Problem description:
Scan the material that follows. Copy every line containing the word "detik".

Recorded data:
────────────────────

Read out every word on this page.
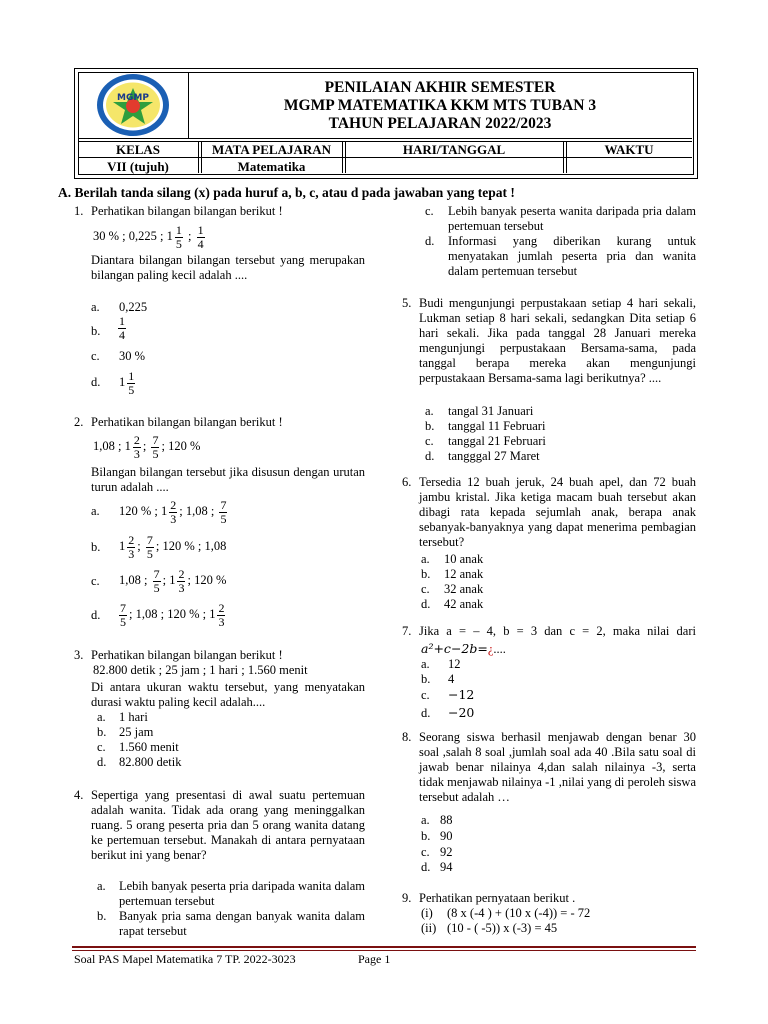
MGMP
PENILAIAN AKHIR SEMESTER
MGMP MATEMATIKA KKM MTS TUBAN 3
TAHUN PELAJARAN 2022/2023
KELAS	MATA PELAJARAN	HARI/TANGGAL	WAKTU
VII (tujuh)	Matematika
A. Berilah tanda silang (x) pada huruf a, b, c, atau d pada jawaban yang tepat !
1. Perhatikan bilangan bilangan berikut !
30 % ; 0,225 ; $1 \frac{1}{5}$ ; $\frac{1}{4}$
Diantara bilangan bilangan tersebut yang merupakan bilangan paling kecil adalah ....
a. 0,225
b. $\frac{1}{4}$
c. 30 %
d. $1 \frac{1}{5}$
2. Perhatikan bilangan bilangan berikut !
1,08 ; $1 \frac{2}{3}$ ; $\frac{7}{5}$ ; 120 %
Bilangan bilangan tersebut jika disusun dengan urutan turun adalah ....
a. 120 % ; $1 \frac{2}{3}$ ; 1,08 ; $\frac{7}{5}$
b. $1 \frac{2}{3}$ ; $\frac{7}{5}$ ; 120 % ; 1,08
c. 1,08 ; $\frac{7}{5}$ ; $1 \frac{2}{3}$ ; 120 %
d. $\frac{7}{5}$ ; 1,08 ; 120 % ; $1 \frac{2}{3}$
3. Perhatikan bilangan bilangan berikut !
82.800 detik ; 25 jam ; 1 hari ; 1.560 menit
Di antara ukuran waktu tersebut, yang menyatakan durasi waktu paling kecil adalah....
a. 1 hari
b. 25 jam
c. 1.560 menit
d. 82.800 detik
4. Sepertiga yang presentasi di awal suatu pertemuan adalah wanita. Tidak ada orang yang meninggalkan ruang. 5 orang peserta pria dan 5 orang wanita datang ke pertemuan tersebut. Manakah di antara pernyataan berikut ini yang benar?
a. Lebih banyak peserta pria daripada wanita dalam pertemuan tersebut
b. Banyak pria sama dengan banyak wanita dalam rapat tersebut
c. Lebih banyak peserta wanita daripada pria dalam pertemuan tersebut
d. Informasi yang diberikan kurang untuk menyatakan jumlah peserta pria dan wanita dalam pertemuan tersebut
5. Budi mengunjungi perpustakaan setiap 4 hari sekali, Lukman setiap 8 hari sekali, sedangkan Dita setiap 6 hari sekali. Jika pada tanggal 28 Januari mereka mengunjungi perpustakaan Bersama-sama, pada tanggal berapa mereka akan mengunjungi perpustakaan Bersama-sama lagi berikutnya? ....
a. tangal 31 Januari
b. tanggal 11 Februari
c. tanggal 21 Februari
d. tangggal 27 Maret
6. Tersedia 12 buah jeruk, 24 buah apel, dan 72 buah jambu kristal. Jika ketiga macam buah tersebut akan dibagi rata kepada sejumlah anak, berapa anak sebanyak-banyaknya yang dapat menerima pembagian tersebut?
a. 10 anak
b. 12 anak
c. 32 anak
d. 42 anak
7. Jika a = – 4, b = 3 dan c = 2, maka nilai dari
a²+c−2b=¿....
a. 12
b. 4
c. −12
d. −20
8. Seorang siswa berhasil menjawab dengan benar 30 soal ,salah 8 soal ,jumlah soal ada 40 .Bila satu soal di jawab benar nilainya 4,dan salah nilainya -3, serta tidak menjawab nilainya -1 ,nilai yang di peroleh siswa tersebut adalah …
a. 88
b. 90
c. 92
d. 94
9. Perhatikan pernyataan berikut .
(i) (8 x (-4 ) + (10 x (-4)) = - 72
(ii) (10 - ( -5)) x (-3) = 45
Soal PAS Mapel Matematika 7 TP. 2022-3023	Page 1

────────────────────

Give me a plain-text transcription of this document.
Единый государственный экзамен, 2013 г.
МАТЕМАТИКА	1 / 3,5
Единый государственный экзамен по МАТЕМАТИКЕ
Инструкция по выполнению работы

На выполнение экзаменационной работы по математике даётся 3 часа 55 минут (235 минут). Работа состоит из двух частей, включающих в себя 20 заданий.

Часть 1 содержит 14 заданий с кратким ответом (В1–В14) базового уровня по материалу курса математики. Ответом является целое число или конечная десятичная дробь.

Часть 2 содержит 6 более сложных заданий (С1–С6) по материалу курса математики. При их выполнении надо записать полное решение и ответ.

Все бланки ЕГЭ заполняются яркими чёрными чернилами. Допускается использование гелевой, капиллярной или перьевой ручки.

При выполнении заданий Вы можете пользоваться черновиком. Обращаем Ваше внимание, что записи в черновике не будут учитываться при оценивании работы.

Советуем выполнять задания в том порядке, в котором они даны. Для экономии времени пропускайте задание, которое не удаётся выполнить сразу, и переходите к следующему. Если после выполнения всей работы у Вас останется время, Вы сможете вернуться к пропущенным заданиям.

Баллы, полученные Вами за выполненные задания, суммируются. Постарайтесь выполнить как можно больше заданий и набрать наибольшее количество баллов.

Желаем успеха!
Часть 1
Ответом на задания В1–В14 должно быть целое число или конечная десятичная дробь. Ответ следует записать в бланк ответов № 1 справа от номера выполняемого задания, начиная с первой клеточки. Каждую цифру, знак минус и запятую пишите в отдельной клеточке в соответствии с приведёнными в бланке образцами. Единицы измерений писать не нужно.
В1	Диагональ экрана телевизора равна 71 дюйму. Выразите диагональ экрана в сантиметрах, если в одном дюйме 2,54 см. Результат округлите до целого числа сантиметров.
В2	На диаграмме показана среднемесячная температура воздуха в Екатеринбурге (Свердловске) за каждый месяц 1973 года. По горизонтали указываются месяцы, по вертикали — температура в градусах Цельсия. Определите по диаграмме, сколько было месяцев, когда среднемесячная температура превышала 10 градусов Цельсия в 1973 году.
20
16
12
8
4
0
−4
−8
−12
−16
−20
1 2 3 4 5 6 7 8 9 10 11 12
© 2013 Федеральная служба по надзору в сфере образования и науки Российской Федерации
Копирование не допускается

────────────────────

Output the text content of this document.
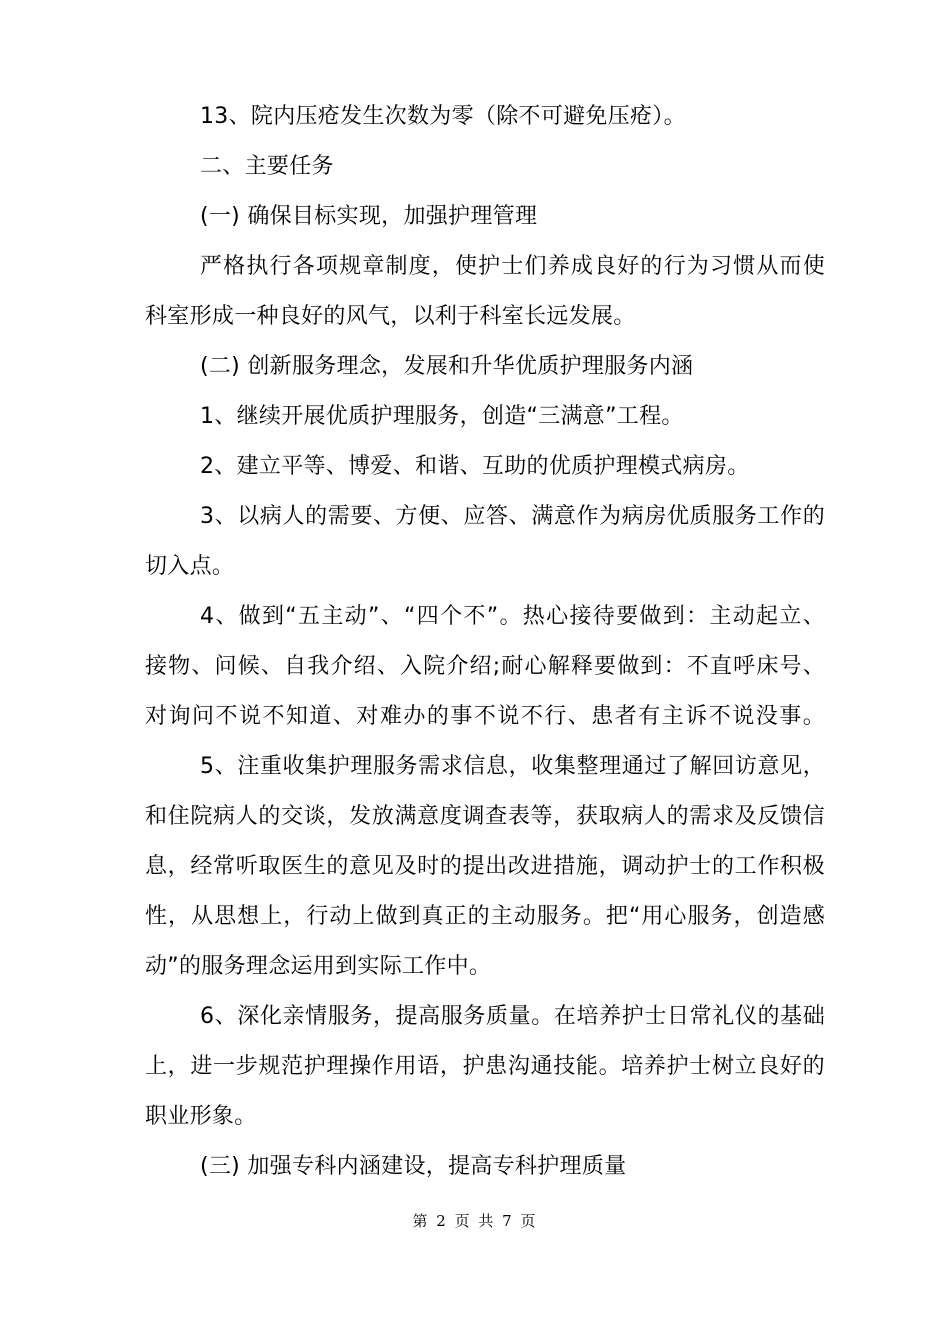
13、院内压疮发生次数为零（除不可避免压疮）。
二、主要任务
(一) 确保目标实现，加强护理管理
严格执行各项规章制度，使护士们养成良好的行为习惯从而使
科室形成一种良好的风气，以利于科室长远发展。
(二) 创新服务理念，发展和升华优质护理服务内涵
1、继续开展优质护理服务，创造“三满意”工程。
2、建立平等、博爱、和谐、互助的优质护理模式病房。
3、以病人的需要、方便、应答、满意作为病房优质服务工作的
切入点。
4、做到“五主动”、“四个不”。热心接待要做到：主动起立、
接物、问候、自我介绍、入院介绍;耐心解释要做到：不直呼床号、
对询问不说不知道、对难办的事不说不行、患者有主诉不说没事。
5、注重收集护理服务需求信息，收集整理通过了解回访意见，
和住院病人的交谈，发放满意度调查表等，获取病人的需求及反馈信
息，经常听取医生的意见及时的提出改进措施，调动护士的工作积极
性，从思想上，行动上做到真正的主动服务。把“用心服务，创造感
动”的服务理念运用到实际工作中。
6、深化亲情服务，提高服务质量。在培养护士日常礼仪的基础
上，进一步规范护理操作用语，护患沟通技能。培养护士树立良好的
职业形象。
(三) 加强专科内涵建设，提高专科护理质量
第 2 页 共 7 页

────────────────────

Output of the exercise:
82.800 detik ; 25 jam ; 1 hari ; 1.560 menit
d. 82.800 detik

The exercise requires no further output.